*** Dataset excerpts ***

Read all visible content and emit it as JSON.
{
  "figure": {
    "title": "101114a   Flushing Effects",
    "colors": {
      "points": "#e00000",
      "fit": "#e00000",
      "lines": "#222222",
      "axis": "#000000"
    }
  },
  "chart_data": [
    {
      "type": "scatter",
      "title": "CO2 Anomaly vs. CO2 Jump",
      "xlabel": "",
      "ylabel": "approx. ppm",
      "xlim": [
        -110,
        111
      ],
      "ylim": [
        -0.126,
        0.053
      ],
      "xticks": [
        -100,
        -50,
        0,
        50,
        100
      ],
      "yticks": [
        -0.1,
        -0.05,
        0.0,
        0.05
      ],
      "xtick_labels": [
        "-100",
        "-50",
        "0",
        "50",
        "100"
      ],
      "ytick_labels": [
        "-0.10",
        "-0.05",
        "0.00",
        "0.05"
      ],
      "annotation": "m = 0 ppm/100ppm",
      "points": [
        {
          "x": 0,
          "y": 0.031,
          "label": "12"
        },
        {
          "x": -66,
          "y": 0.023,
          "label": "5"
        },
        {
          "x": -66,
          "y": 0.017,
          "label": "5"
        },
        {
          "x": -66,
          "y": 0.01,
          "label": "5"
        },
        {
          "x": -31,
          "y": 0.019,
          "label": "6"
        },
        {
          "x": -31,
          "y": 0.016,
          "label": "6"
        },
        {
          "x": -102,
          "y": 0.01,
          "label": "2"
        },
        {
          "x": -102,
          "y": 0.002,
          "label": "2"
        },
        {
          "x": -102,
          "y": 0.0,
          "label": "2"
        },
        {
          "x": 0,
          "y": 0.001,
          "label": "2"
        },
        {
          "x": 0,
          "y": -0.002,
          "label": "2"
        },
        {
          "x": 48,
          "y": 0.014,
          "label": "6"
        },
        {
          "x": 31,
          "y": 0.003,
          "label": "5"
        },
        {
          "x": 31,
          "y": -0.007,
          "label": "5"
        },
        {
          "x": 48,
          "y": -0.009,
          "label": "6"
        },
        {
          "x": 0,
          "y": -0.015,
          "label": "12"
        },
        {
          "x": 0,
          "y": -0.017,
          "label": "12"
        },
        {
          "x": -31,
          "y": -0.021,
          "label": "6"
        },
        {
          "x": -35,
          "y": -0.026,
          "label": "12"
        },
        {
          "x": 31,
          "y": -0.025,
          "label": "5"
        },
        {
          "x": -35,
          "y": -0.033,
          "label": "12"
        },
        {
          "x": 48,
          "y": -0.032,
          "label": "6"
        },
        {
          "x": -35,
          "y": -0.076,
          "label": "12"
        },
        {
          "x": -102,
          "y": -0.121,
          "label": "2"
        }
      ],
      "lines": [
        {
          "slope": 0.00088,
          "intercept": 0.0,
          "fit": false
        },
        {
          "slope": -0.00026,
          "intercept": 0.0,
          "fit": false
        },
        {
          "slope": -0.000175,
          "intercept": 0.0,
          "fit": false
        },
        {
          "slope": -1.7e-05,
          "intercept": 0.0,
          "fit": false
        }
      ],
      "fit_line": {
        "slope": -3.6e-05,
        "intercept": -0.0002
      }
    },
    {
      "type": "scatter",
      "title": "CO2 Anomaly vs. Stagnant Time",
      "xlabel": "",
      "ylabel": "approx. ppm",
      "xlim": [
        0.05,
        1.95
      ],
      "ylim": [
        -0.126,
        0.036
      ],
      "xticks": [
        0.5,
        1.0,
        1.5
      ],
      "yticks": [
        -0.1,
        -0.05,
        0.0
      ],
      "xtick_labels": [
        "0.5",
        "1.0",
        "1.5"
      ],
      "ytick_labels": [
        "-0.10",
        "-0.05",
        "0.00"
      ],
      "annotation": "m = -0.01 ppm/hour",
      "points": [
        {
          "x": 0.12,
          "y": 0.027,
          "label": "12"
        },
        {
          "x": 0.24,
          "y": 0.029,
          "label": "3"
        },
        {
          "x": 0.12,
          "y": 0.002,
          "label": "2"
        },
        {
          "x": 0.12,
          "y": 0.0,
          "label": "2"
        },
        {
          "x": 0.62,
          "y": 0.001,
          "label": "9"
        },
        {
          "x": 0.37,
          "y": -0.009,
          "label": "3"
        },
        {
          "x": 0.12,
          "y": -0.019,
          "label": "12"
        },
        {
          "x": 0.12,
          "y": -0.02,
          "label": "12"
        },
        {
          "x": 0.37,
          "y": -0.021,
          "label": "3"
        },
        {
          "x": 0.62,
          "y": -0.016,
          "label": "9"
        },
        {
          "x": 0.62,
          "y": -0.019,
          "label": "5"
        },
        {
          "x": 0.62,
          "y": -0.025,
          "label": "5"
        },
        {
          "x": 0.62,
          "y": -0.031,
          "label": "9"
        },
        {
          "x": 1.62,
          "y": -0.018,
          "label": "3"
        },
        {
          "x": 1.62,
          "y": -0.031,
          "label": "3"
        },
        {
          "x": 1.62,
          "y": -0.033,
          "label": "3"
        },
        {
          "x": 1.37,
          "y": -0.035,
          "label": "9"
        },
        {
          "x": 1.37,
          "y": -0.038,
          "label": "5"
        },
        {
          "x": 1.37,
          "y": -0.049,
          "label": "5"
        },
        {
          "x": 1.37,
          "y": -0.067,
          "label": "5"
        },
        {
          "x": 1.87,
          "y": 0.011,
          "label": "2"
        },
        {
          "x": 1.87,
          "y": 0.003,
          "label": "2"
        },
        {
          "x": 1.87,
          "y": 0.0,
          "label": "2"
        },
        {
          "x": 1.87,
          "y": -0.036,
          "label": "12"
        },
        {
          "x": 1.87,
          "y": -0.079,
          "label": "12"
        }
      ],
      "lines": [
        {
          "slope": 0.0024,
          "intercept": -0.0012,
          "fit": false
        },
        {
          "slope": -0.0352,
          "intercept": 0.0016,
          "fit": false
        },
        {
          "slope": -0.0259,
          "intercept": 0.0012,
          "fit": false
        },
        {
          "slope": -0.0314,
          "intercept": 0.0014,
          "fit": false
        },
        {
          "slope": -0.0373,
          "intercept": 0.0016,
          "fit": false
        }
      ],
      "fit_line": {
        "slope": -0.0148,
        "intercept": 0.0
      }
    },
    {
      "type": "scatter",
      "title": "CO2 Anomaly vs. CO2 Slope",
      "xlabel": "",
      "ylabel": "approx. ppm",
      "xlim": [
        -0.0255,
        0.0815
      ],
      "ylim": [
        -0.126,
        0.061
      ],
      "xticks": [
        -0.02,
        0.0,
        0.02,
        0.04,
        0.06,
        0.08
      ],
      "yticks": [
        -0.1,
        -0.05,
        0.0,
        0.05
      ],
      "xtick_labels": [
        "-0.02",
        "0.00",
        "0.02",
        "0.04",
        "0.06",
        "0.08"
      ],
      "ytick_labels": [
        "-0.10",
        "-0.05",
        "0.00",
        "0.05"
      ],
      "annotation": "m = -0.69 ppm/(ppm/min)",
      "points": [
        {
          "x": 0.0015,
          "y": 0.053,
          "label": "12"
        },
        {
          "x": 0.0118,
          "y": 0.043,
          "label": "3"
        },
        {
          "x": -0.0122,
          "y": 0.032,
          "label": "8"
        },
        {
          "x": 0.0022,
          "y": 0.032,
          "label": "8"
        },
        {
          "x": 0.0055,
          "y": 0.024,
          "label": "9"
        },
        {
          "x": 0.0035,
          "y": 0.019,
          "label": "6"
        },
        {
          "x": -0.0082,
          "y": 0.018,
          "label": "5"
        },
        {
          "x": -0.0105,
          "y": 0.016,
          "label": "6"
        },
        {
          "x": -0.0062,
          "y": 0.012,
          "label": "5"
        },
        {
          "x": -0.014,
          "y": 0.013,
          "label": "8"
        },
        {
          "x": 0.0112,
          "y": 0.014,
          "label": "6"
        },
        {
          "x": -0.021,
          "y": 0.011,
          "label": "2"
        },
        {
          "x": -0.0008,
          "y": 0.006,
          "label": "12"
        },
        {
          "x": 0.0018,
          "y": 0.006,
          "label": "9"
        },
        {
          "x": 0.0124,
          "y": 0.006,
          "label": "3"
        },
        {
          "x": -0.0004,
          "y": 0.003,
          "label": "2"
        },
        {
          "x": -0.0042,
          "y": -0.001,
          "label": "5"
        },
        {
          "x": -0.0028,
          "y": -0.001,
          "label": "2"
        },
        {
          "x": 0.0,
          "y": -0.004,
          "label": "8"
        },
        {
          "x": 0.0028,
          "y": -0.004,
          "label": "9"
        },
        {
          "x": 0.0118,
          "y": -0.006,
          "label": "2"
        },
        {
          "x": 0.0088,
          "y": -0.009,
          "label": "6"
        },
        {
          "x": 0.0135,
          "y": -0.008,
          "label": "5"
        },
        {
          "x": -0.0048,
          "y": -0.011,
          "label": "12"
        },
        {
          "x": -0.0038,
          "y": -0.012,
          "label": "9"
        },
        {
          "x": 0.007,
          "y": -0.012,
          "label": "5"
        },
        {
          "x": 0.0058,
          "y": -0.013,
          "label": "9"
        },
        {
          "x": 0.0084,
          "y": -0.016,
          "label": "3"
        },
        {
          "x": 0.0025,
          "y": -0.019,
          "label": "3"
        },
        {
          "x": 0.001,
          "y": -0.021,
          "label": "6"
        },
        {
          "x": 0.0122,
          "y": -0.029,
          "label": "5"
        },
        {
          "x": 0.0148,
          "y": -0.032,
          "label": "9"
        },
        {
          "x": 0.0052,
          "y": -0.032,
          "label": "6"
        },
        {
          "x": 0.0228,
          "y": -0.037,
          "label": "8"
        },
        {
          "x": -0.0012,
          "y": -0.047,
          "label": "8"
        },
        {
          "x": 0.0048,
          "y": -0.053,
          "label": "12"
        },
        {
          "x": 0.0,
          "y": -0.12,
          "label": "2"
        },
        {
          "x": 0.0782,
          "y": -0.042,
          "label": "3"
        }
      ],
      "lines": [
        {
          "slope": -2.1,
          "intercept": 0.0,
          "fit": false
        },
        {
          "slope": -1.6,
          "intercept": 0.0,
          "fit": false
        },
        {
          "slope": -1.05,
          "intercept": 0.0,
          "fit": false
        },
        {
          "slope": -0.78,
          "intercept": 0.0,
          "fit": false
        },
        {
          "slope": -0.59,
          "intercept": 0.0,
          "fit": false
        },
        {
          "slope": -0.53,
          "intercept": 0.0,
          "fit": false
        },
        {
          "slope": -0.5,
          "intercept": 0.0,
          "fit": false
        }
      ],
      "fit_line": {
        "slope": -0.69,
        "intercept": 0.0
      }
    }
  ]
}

***

__Exercise directions__. Each line in the listing above that contains "Anomaly" should be copied.

__Reply__.
      "title": "CO2 Anomaly vs. CO2 Jump",
      "title": "CO2 Anomaly vs. Stagnant Time",
      "title": "CO2 Anomaly vs. CO2 Slope",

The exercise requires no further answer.